**AIM OF THE TASK**
Copy out every record below exactly as written, but leave out any pictures.

#### ITEMS

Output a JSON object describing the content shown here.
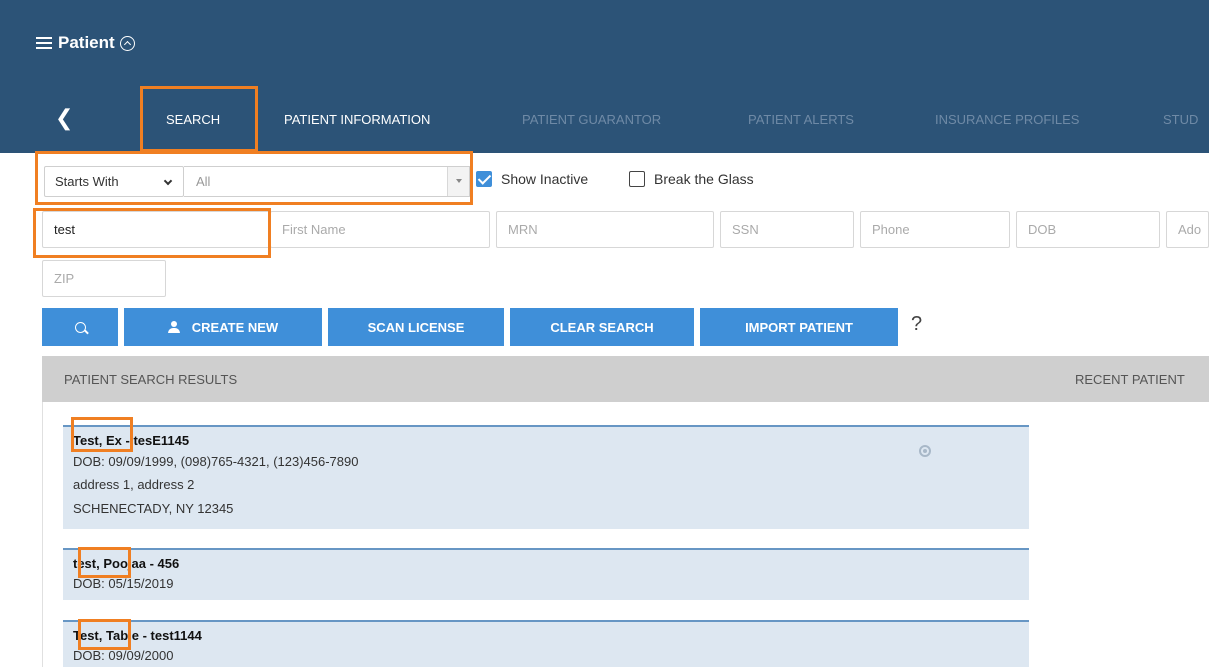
{
  "header": {
    "title": "Patient"
  },
  "tabs": [
    {
      "label": "SEARCH",
      "active": true
    },
    {
      "label": "PATIENT INFORMATION",
      "active": false
    },
    {
      "label": "PATIENT GUARANTOR",
      "active": false
    },
    {
      "label": "PATIENT ALERTS",
      "active": false
    },
    {
      "label": "INSURANCE PROFILES",
      "active": false
    },
    {
      "label": "STUD",
      "active": false
    }
  ],
  "filters": {
    "match_mode": "Starts With",
    "scope": "All",
    "show_inactive_label": "Show Inactive",
    "show_inactive_checked": true,
    "break_glass_label": "Break the Glass",
    "break_glass_checked": false
  },
  "fields": {
    "last_name_value": "test",
    "first_name_placeholder": "First Name",
    "mrn_placeholder": "MRN",
    "ssn_placeholder": "SSN",
    "phone_placeholder": "Phone",
    "dob_placeholder": "DOB",
    "address_placeholder": "Ado",
    "zip_placeholder": "ZIP"
  },
  "buttons": {
    "create_new": "CREATE NEW",
    "scan_license": "SCAN LICENSE",
    "clear_search": "CLEAR SEARCH",
    "import_patient": "IMPORT PATIENT",
    "help": "?"
  },
  "results": {
    "title": "PATIENT SEARCH RESULTS",
    "recent_title": "RECENT PATIENT",
    "items": [
      {
        "name": "Test, Ex - tesE1145",
        "dob_line": "DOB: 09/09/1999, (098)765-4321, (123)456-7890",
        "address_line": "address 1, address 2",
        "city_line": "SCHENECTADY, NY 12345"
      },
      {
        "name": "test, Poojaa - 456",
        "dob_line": "DOB: 05/15/2019"
      },
      {
        "name": "Test, Table - test1144",
        "dob_line": "DOB: 09/09/2000"
      }
    ]
  },
  "colors": {
    "header_bg": "#2c5377",
    "button_blue": "#3f8fd9",
    "highlight_orange": "#f07f22",
    "card_bg": "#dde7f1"
  }
}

########

**TASK RESPONSE**
Output a JSON object describing the content shown here.
{
  "header": {
    "title": "Patient"
  },
  "tabs": [
    {
      "label": "SEARCH",
      "active": true
    },
    {
      "label": "PATIENT INFORMATION",
      "active": false
    },
    {
      "label": "PATIENT GUARANTOR",
      "active": false
    },
    {
      "label": "PATIENT ALERTS",
      "active": false
    },
    {
      "label": "INSURANCE PROFILES",
      "active": false
    },
    {
      "label": "STUD",
      "active": false
    }
  ],
  "filters": {
    "match_mode": "Starts With",
    "scope": "All",
    "show_inactive_label": "Show Inactive",
    "show_inactive_checked": true,
    "break_glass_label": "Break the Glass",
    "break_glass_checked": false
  },
  "fields": {
    "last_name_value": "test",
    "first_name_placeholder": "First Name",
    "mrn_placeholder": "MRN",
    "ssn_placeholder": "SSN",
    "phone_placeholder": "Phone",
    "dob_placeholder": "DOB",
    "address_placeholder": "Ado",
    "zip_placeholder": "ZIP"
  },
  "buttons": {
    "create_new": "CREATE NEW",
    "scan_license": "SCAN LICENSE",
    "clear_search": "CLEAR SEARCH",
    "import_patient": "IMPORT PATIENT",
    "help": "?"
  },
  "results": {
    "title": "PATIENT SEARCH RESULTS",
    "recent_title": "RECENT PATIENT",
    "items": [
      {
        "name": "Test, Ex - tesE1145",
        "dob_line": "DOB: 09/09/1999, (098)765-4321, (123)456-7890",
        "address_line": "address 1, address 2",
        "city_line": "SCHENECTADY, NY 12345"
      },
      {
        "name": "test, Poojaa - 456",
        "dob_line": "DOB: 05/15/2019"
      },
      {
        "name": "Test, Table - test1144",
        "dob_line": "DOB: 09/09/2000"
      }
    ]
  },
  "colors": {
    "header_bg": "#2c5377",
    "button_blue": "#3f8fd9",
    "highlight_orange": "#f07f22",
    "card_bg": "#dde7f1"
  }
}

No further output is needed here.